PROBLEM REQUIREMENTS:
Give an exact transcription of every line, dropping the images.

INPUT DATA:
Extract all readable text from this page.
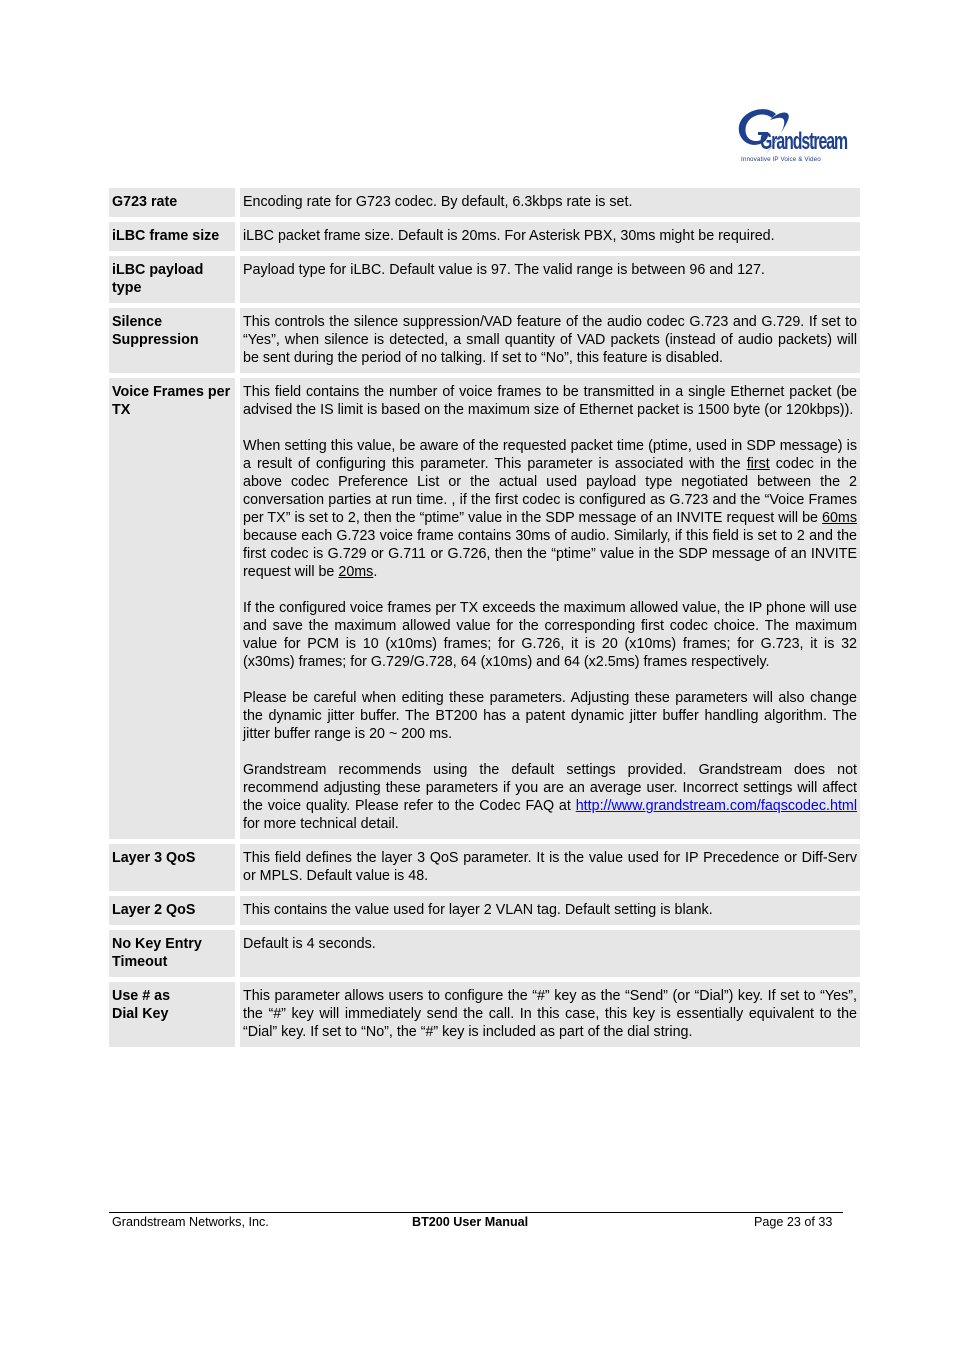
Grandstream
Innovative IP Voice & Video
G723 rate	Encoding rate for G723 codec. By default, 6.3kbps rate is set.

iLBC frame size	iLBC packet frame size. Default is 20ms. For Asterisk PBX, 30ms might be required.

iLBC payload type	Payload type for iLBC. Default value is 97. The valid range is between 96 and 127.

Silence Suppression	This controls the silence suppression/VAD feature of the audio codec G.723 and G.729. If set to “Yes”, when silence is detected, a small quantity of VAD packets (instead of audio packets) will be sent during the period of no talking. If set to “No”, this feature is disabled.

Voice Frames per TX	This field contains the number of voice frames to be transmitted in a single Ethernet packet (be advised the IS limit is based on the maximum size of Ethernet packet is 1500 byte (or 120kbps)).

When setting this value, be aware of the requested packet time (ptime, used in SDP message) is a result of configuring this parameter. This parameter is associated with the first codec in the above codec Preference List or the actual used payload type negotiated between the 2 conversation parties at run time. , if the first codec is configured as G.723 and the “Voice Frames per TX” is set to 2, then the “ptime” value in the SDP message of an INVITE request will be 60ms because each G.723 voice frame contains 30ms of audio. Similarly, if this field is set to 2 and the first codec is G.729 or G.711 or G.726, then the “ptime” value in the SDP message of an INVITE request will be 20ms.

If the configured voice frames per TX exceeds the maximum allowed value, the IP phone will use and save the maximum allowed value for the corresponding first codec choice. The maximum value for PCM is 10 (x10ms) frames; for G.726, it is 20 (x10ms) frames; for G.723, it is 32 (x30ms) frames; for G.729/G.728, 64 (x10ms) and 64 (x2.5ms) frames respectively.

Please be careful when editing these parameters. Adjusting these parameters will also change the dynamic jitter buffer. The BT200 has a patent dynamic jitter buffer handling algorithm. The jitter buffer range is 20 ~ 200 ms.

Grandstream recommends using the default settings provided. Grandstream does not recommend adjusting these parameters if you are an average user. Incorrect settings will affect the voice quality. Please refer to the Codec FAQ at http://www.grandstream.com/faqscodec.html for more technical detail.

Layer 3 QoS	This field defines the layer 3 QoS parameter. It is the value used for IP Precedence or Diff-Serv or MPLS. Default value is 48.

Layer 2 QoS	This contains the value used for layer 2 VLAN tag. Default setting is blank.

No Key Entry Timeout	Default is 4 seconds.

Use # as
Dial Key	This parameter allows users to configure the “#” key as the “Send” (or “Dial”) key. If set to “Yes”, the “#” key will immediately send the call. In this case, this key is essentially equivalent to the “Dial” key. If set to “No”, the “#” key is included as part of the dial string.

Grandstream Networks, Inc.	BT200 User Manual	Page 23 of 33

SOLUTION TO THIS TASK:
Extract all readable text from this page.
Grandstream
Innovative IP Voice & Video
G723 rate	Encoding rate for G723 codec. By default, 6.3kbps rate is set.

iLBC frame size	iLBC packet frame size. Default is 20ms. For Asterisk PBX, 30ms might be required.

iLBC payload type	Payload type for iLBC. Default value is 97. The valid range is between 96 and 127.

Silence Suppression	This controls the silence suppression/VAD feature of the audio codec G.723 and G.729. If set to “Yes”, when silence is detected, a small quantity of VAD packets (instead of audio packets) will be sent during the period of no talking. If set to “No”, this feature is disabled.

Voice Frames per TX	This field contains the number of voice frames to be transmitted in a single Ethernet packet (be advised the IS limit is based on the maximum size of Ethernet packet is 1500 byte (or 120kbps)).

When setting this value, be aware of the requested packet time (ptime, used in SDP message) is a result of configuring this parameter. This parameter is associated with the first codec in the above codec Preference List or the actual used payload type negotiated between the 2 conversation parties at run time. , if the first codec is configured as G.723 and the “Voice Frames per TX” is set to 2, then the “ptime” value in the SDP message of an INVITE request will be 60ms because each G.723 voice frame contains 30ms of audio. Similarly, if this field is set to 2 and the first codec is G.729 or G.711 or G.726, then the “ptime” value in the SDP message of an INVITE request will be 20ms.

If the configured voice frames per TX exceeds the maximum allowed value, the IP phone will use and save the maximum allowed value for the corresponding first codec choice. The maximum value for PCM is 10 (x10ms) frames; for G.726, it is 20 (x10ms) frames; for G.723, it is 32 (x30ms) frames; for G.729/G.728, 64 (x10ms) and 64 (x2.5ms) frames respectively.

Please be careful when editing these parameters. Adjusting these parameters will also change the dynamic jitter buffer. The BT200 has a patent dynamic jitter buffer handling algorithm. The jitter buffer range is 20 ~ 200 ms.

Grandstream recommends using the default settings provided. Grandstream does not recommend adjusting these parameters if you are an average user. Incorrect settings will affect the voice quality. Please refer to the Codec FAQ at http://www.grandstream.com/faqscodec.html for more technical detail.

Layer 3 QoS	This field defines the layer 3 QoS parameter. It is the value used for IP Precedence or Diff-Serv or MPLS. Default value is 48.

Layer 2 QoS	This contains the value used for layer 2 VLAN tag. Default setting is blank.

No Key Entry Timeout	Default is 4 seconds.

Use # as
Dial Key	This parameter allows users to configure the “#” key as the “Send” (or “Dial”) key. If set to “Yes”, the “#” key will immediately send the call. In this case, this key is essentially equivalent to the “Dial” key. If set to “No”, the “#” key is included as part of the dial string.

Grandstream Networks, Inc.	BT200 User Manual	Page 23 of 33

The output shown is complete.